[START OF Material provided]

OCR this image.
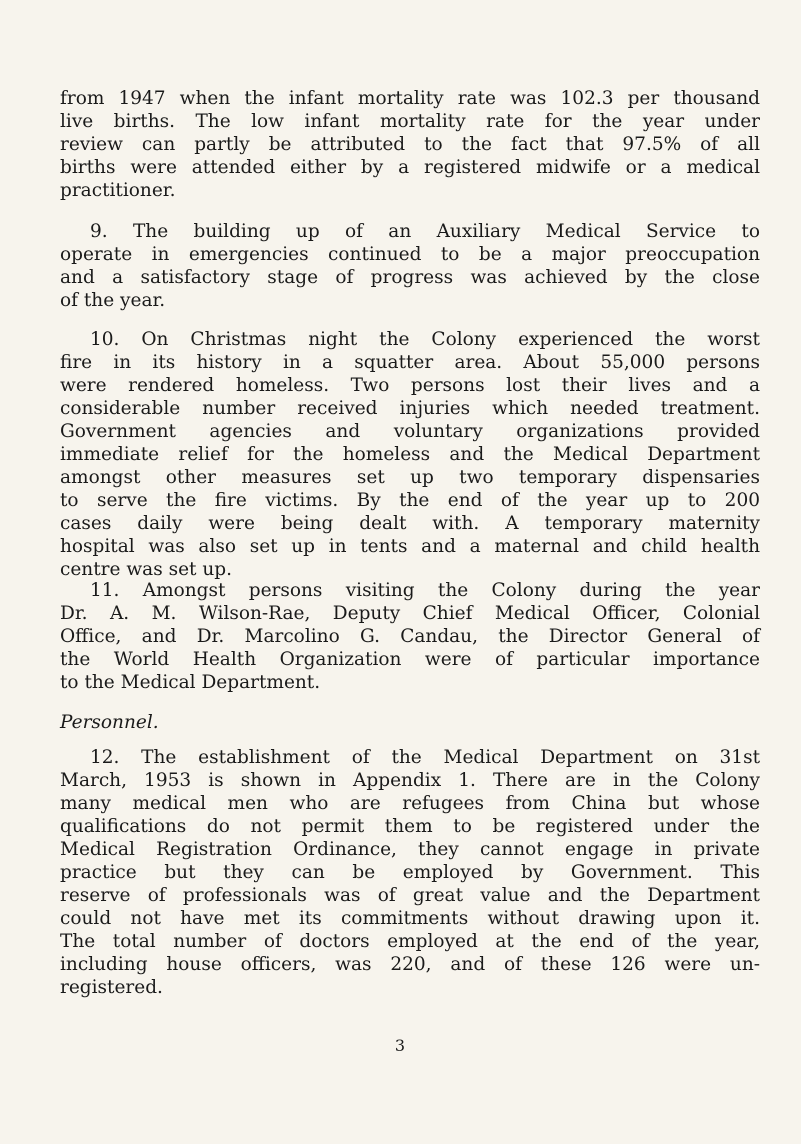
from 1947 when the infant mortality rate was 102.3 per thousand
live births. The low infant mortality rate for the year under
review can partly be attributed to the fact that 97.5% of all
births were attended either by a registered midwife or a medical
practitioner.
9. The building up of an Auxiliary Medical Service to
operate in emergencies continued to be a major preoccupation
and a satisfactory stage of progress was achieved by the close
of the year.
10. On Christmas night the Colony experienced the worst
fire in its history in a squatter area. About 55,000 persons
were rendered homeless. Two persons lost their lives and a
considerable number received injuries which needed treatment.
Government agencies and voluntary organizations provided
immediate relief for the homeless and the Medical Department
amongst other measures set up two temporary dispensaries
to serve the fire victims. By the end of the year up to 200
cases daily were being dealt with. A temporary maternity
hospital was also set up in tents and a maternal and child health
centre was set up.
11. Amongst persons visiting the Colony during the year
Dr. A. M. Wilson-Rae, Deputy Chief Medical Officer, Colonial
Office, and Dr. Marcolino G. Candau, the Director General of
the World Health Organization were of particular importance
to the Medical Department.
Personnel.
12. The establishment of the Medical Department on 31st
March, 1953 is shown in Appendix 1. There are in the Colony
many medical men who are refugees from China but whose
qualifications do not permit them to be registered under the
Medical Registration Ordinance, they cannot engage in private
practice but they can be employed by Government. This
reserve of professionals was of great value and the Department
could not have met its commitments without drawing upon it.
The total number of doctors employed at the end of the year,
including house officers, was 220, and of these 126 were un-
registered.
3
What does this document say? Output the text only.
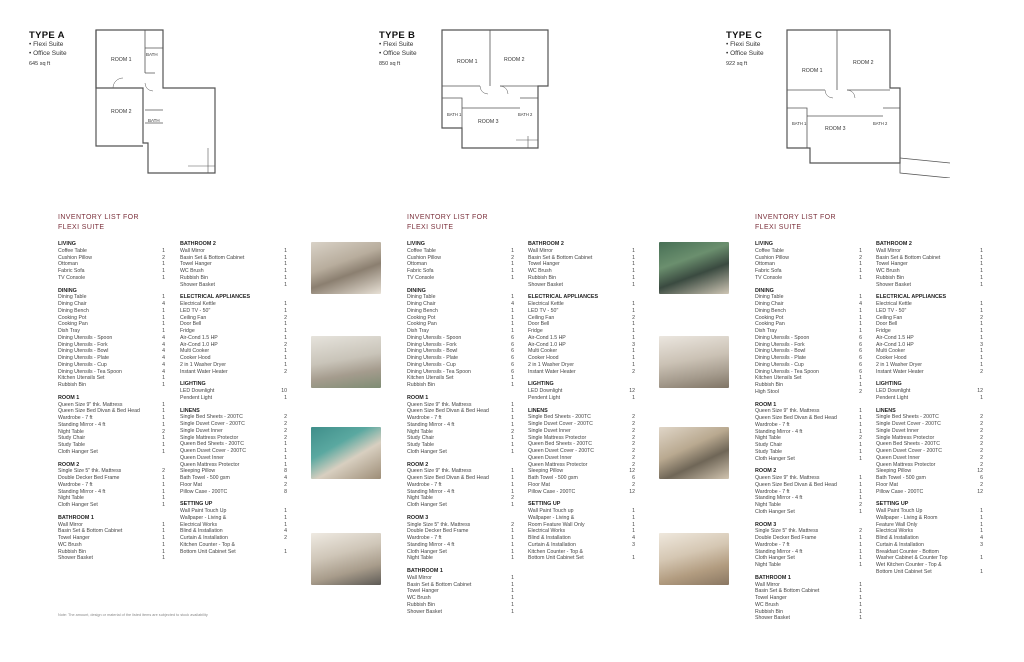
TYPE A
• Flexi Suite
• Office Suite
645 sq ft
TYPE B
• Flexi Suite
• Office Suite
850 sq ft
TYPE C
• Flexi Suite
• Office Suite
922 sq ft
ROOM 1
BATH
ROOM 2
BATH
ROOM 1	ROOM 2
BATH 1
ROOM 3
BATH 2
ROOM 1
ROOM 2
BATH 1
ROOM 3
BATH 2
INVENTORY LIST FOR
FLEXI SUITE
INVENTORY LIST FOR
FLEXI SUITE
INVENTORY LIST FOR
FLEXI SUITE
LIVING
Coffee Table	1
Cushion Pillow	2
Ottoman	1
Fabric Sofa	1
TV Console	1
DINING
Dining Table	1
Dining Chair	4
Dining Bench	1
Cooking Pot	1
Cooking Pan	1
Dish Tray	1
Dining Utensils - Spoon	4
Dining Utensils - Fork	4
Dining Utensils - Bowl	4
Dining Utensils - Plate	4
Dining Utensils - Cup	4
Dining Utensils - Tea Spoon	4
Kitchen Utensils Set	1
Rubbish Bin	1
ROOM 1
Queen Size 9" thk. Mattress	1
Queen Size Bed Divan & Bed Head	1
Wardrobe - 7 ft	1
Standing Mirror - 4 ft	1
Night Table	2
Study Chair	1
Study Table	1
Cloth Hanger Set	1
ROOM 2
Single Size 5" thk. Mattress	2
Double Decker Bed Frame	1
Wardrobe - 7 ft	1
Standing Mirror - 4 ft	1
Night Table	1
Cloth Hanger Set	1
BATHROOM 1
Wall Mirror	1
Basin Set & Bottom Cabinet	1
Towel Hanger	1
WC Brush	1
Rubbish Bin	1
Shower Basket	1
BATHROOM 2
Wall Mirror	1
Basin Set & Bottom Cabinet	1
Towel Hanger	1
WC Brush	1
Rubbish Bin	1
Shower Basket	1
ELECTRICAL APPLIANCES
Electrical Kettle	1
LED TV - 50"	1
Ceiling Fan	2
Door Bell	1
Fridge	1
Air-Cond 1.5 HP	1
Air-Cond 1.0 HP	2
Multi Cooker	1
Cooker Hood	1
2 in 1 Washer Dryer	1
Instant Water Heater	2
LIGHTING
LED Downlight	10
Pendent Light	1
LINENS
Single Bed Sheets - 200TC	2
Single Duvet Cover - 200TC	2
Single Duvet Inner	2
Single Mattress Protector	2
Queen Bed Sheets - 200TC	1
Queen Duvet Cover - 200TC	1
Queen Duvet Inner	1
Queen Mattress Protector	1
Sleeping Pillow	8
Bath Towel - 500 gsm	4
Floor Mat	2
Pillow Case - 200TC	8
SETTING UP
Wall Paint Touch Up	1
Wallpaper - Living &	1
Electrical Works	1
Blind & Installation	4
Curtain & Installation	2
Kitchen Counter - Top &
Bottom Unit Cabinet Set	1
LIVING
Coffee Table	1
Cushion Pillow	2
Ottoman	1
Fabric Sofa	1
TV Console	1
DINING
Dining Table	1
Dining Chair	4
Dining Bench	1
Cooking Pot	1
Cooking Pan	1
Dish Tray	1
Dining Utensils - Spoon	6
Dining Utensils - Fork	6
Dining Utensils - Bowl	6
Dining Utensils - Plate	6
Dining Utensils - Cup	6
Dining Utensils - Tea Spoon	6
Kitchen Utensils Set	1
Rubbish Bin	1
ROOM 1
Queen Size 9" thk. Mattress	1
Queen Size Bed Divan & Bed Head	1
Wardrobe - 7 ft	1
Standing Mirror - 4 ft	1
Night Table	2
Study Chair	1
Study Table	1
Cloth Hanger Set	1
ROOM 2
Queen Size 9" thk. Mattress	1
Queen Size Bed Divan & Bed Head	1
Wardrobe - 7 ft	1
Standing Mirror - 4 ft	1
Night Table	2
Cloth Hanger Set	1
ROOM 3
Single Size 5" thk. Mattress	2
Double Decker Bed Frame	1
Wardrobe - 7 ft	1
Standing Mirror - 4 ft	1
Cloth Hanger Set	1
Night Table	1
BATHROOM 1
Wall Mirror	1
Basin Set & Bottom Cabinet	1
Towel Hanger	1
WC Brush	1
Rubbish Bin	1
Shower Basket	1
BATHROOM 2
Wall Mirror	1
Basin Set & Bottom Cabinet	1
Towel Hanger	1
WC Brush	1
Rubbish Bin	1
Shower Basket	1
ELECTRICAL APPLIANCES
Electrical Kettle	1
LED TV - 50"	1
Ceiling Fan	2
Door Bell	1
Fridge	1
Air-Cond 1.5 HP	1
Air-Cond 1.0 HP	3
Multi Cooker	1
Cooker Hood	1
2 in 1 Washer Dryer	1
Instant Water Heater	2
LIGHTING
LED Downlight	12
Pendent Light	1
LINENS
Single Bed Sheets - 200TC	2
Single Duvet Cover - 200TC	2
Single Duvet Inner	2
Single Mattress Protector	2
Queen Bed Sheets - 200TC	2
Queen Duvet Cover - 200TC	2
Queen Duvet Inner	2
Queen Mattress Protector	2
Sleeping Pillow	12
Bath Towel - 500 gsm	6
Floor Mat	2
Pillow Case - 200TC	12
SETTING UP
Wall Paint Touch up	1
Wallpaper - Living &	1
Room Feature Wall Only	1
Electrical Works	1
Blind & Installation	4
Curtain & Installation	3
Kitchen Counter - Top &
Bottom Unit Cabinet Set	1
LIVING
Coffee Table	1
Cushion Pillow	2
Ottoman	1
Fabric Sofa	1
TV Console	1
DINING
Dining Table	1
Dining Chair	4
Dining Bench	1
Cooking Pot	1
Cooking Pan	1
Dish Tray	1
Dining Utensils - Spoon	6
Dining Utensils - Fork	6
Dining Utensils - Bowl	6
Dining Utensils - Plate	6
Dining Utensils - Cup	6
Dining Utensils - Tea Spoon	6
Kitchen Utensils Set	1
Rubbish Bin	1
High Stool	2
ROOM 1
Queen Size 9" thk. Mattress	1
Queen Size Bed Divan & Bed Head	1
Wardrobe - 7 ft	1
Standing Mirror - 4 ft	1
Night Table	2
Study Chair	1
Study Table	1
Cloth Hanger Set	1
ROOM 2
Queen Size 9" thk. Mattress	1
Queen Size Bed Divan & Bed Head	1
Wardrobe - 7 ft	1
Standing Mirror - 4 ft	1
Night Table	2
Cloth Hanger Set	1
ROOM 3
Single Size 5" thk. Mattress	2
Double Decker Bed Frame	1
Wardrobe - 7 ft	1
Standing Mirror - 4 ft	1
Cloth Hanger Set	1
Night Table	1
BATHROOM 1
Wall Mirror	1
Basin Set & Bottom Cabinet	1
Towel Hanger	1
WC Brush	1
Rubbish Bin	1
Shower Basket	1
BATHROOM 2
Wall Mirror	1
Basin Set & Bottom Cabinet	1
Towel Hanger	1
WC Brush	1
Rubbish Bin	1
Shower Basket	1
ELECTRICAL APPLIANCES
Electrical Kettle	1
LED TV - 50"	1
Ceiling Fan	2
Door Bell	1
Fridge	1
Air-Cond 1.5 HP	1
Air-Cond 1.0 HP	3
Multi Cooker	1
Cooker Hood	1
2 in 1 Washer Dryer	1
Instant Water Heater	2
LIGHTING
LED Downlight	12
Pendent Light	1
LINENS
Single Bed Sheets - 200TC	2
Single Duvet Cover - 200TC	2
Single Duvet Inner	2
Single Mattress Protector	2
Queen Bed Sheets - 200TC	2
Queen Duvet Cover - 200TC	2
Queen Duvet Inner	2
Queen Mattress Protector	2
Sleeping Pillow	12
Bath Towel - 500 gsm	6
Floor Mat	2
Pillow Case - 200TC	12
SETTING UP
Wall Paint Touch Up	1
Wallpaper - Living & Room	1
Feature Wall Only	1
Electrical Works	1
Blind & Installation	4
Curtain & Installation	3
Breakfast Counter - Bottom
Washer Cabinet & Counter Top	1
Wet Kitchen Counter - Top &
Bottom Unit Cabinet Set	1
Note: The amount, design or material of the listed items are subjected to stock availability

[END OF Material provided]

Description of the task: Say how many lines of the data include the string "from". Nothing other than the number should be given.

Task solution: 2